Figure content listings:
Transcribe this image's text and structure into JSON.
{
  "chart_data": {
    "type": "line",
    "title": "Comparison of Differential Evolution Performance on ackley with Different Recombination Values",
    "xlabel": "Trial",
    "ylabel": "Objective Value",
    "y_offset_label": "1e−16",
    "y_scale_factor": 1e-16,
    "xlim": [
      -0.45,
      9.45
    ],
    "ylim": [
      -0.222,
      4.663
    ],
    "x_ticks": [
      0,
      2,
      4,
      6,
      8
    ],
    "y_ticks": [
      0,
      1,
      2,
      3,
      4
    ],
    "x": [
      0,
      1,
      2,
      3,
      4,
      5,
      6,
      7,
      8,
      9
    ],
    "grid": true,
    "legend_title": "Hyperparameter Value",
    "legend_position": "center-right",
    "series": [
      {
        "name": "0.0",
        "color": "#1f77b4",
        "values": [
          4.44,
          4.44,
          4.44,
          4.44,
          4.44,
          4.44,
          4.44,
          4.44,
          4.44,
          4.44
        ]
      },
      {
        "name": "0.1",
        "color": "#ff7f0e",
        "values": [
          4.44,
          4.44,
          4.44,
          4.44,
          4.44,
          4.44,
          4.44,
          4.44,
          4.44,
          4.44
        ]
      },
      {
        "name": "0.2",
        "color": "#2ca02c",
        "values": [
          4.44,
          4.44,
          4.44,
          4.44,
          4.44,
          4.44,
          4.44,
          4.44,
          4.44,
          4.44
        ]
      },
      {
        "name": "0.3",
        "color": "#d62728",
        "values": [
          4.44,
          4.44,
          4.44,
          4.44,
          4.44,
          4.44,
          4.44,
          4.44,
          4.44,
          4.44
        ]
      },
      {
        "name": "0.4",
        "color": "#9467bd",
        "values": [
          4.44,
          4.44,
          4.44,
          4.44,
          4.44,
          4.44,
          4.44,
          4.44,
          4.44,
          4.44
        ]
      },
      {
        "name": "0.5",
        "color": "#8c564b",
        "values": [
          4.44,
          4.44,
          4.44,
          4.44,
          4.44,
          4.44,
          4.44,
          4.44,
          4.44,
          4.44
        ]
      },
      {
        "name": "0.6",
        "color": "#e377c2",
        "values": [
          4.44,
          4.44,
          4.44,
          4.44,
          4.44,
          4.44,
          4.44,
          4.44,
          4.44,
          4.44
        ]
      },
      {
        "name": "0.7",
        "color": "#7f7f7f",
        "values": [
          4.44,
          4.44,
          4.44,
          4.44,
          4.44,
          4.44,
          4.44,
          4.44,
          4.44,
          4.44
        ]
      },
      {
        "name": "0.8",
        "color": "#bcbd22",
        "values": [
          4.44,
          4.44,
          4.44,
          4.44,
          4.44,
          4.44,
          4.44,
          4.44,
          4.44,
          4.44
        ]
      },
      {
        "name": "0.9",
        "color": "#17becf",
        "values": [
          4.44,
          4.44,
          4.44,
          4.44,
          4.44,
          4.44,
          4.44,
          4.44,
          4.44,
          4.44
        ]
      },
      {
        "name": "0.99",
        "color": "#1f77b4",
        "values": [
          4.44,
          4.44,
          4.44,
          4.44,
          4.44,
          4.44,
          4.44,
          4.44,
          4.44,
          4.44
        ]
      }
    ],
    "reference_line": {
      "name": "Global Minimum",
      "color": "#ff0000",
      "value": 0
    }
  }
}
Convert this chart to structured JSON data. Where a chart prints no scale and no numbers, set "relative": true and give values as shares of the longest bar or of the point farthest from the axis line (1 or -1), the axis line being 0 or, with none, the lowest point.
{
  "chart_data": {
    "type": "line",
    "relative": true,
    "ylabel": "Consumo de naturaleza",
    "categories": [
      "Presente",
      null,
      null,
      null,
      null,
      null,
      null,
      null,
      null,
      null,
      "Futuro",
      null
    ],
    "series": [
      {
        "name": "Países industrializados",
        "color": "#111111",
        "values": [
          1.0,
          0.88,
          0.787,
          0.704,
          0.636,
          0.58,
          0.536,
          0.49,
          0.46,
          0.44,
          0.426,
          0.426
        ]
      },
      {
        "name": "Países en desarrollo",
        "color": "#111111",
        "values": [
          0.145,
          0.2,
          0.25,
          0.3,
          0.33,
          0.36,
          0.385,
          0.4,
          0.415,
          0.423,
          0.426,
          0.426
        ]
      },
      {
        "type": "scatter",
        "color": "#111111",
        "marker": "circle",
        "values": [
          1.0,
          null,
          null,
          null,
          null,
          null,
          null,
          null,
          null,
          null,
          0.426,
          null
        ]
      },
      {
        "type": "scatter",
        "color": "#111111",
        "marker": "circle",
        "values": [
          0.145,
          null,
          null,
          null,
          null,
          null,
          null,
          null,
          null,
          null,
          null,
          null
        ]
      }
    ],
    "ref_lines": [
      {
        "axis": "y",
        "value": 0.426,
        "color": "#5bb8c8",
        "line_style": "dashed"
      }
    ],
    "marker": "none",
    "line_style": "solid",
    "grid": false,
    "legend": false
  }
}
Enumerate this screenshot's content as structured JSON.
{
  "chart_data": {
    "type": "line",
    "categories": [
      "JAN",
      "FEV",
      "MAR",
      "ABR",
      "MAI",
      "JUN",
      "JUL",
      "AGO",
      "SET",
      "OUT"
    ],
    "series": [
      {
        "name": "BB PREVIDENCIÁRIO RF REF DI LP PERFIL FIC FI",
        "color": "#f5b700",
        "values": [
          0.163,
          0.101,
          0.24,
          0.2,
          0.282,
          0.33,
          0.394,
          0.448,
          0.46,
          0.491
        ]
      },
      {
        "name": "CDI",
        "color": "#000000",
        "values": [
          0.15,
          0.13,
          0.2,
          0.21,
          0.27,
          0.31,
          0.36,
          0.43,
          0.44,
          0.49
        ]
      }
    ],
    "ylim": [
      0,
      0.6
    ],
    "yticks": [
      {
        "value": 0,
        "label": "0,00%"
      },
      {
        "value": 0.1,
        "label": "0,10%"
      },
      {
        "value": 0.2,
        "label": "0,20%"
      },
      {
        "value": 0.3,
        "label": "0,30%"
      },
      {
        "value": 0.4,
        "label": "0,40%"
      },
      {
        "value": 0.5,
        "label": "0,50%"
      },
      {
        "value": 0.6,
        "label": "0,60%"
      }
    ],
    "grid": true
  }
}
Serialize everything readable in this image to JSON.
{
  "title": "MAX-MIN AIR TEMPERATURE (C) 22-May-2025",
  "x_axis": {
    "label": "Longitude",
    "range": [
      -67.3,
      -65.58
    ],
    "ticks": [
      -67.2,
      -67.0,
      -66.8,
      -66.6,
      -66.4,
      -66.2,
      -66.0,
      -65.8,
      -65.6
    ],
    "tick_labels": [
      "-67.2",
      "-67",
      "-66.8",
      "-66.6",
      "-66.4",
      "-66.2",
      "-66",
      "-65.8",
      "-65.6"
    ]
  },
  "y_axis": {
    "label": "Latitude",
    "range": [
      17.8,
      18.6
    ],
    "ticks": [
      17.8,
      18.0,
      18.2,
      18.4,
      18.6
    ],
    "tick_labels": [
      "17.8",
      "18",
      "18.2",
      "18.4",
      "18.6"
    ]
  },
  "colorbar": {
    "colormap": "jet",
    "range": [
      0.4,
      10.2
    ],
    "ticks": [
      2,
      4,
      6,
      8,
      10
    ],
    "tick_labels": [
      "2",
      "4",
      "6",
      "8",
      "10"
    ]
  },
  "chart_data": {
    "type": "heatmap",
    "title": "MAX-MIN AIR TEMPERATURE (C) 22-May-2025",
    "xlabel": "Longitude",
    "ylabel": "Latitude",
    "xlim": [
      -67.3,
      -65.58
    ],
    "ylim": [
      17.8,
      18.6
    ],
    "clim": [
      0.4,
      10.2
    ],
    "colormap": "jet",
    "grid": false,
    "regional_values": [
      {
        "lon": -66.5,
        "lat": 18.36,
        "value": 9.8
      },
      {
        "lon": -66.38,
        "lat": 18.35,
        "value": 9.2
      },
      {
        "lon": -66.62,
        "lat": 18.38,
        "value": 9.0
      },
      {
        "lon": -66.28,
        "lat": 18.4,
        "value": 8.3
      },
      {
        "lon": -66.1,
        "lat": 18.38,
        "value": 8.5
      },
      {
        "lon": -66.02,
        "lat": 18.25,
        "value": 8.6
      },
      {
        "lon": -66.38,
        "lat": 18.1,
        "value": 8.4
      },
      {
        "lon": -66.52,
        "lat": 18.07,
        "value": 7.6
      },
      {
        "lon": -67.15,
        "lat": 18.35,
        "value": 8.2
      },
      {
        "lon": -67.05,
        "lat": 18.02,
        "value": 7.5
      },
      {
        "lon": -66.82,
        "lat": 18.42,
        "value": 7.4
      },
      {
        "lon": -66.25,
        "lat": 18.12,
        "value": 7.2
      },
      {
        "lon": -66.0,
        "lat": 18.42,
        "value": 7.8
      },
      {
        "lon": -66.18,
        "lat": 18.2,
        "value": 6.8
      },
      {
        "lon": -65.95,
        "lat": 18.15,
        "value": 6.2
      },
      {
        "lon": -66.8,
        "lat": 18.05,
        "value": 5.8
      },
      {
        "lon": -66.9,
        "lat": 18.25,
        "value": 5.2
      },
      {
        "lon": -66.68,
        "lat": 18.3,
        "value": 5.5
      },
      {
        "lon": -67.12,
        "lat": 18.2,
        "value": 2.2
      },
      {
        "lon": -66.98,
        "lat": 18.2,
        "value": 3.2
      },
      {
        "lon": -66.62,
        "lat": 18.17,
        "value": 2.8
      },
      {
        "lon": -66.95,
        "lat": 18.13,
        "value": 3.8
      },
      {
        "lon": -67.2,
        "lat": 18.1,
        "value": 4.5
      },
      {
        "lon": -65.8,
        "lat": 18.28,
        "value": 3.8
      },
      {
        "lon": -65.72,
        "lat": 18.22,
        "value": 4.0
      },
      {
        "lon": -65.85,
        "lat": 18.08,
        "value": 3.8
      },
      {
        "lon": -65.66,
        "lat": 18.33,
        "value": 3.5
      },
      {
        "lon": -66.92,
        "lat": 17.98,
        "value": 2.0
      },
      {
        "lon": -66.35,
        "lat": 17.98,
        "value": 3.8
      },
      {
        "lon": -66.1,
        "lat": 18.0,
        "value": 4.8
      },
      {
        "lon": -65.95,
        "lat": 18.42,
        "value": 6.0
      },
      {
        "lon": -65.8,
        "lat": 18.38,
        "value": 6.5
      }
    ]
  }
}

> _What needs to be done_:
Out of the material above, gather each line where "image" appears.

> _Full answer_:
Transcribe this image's text and structure into JSON.
Serialize everything readable in this image to JSON.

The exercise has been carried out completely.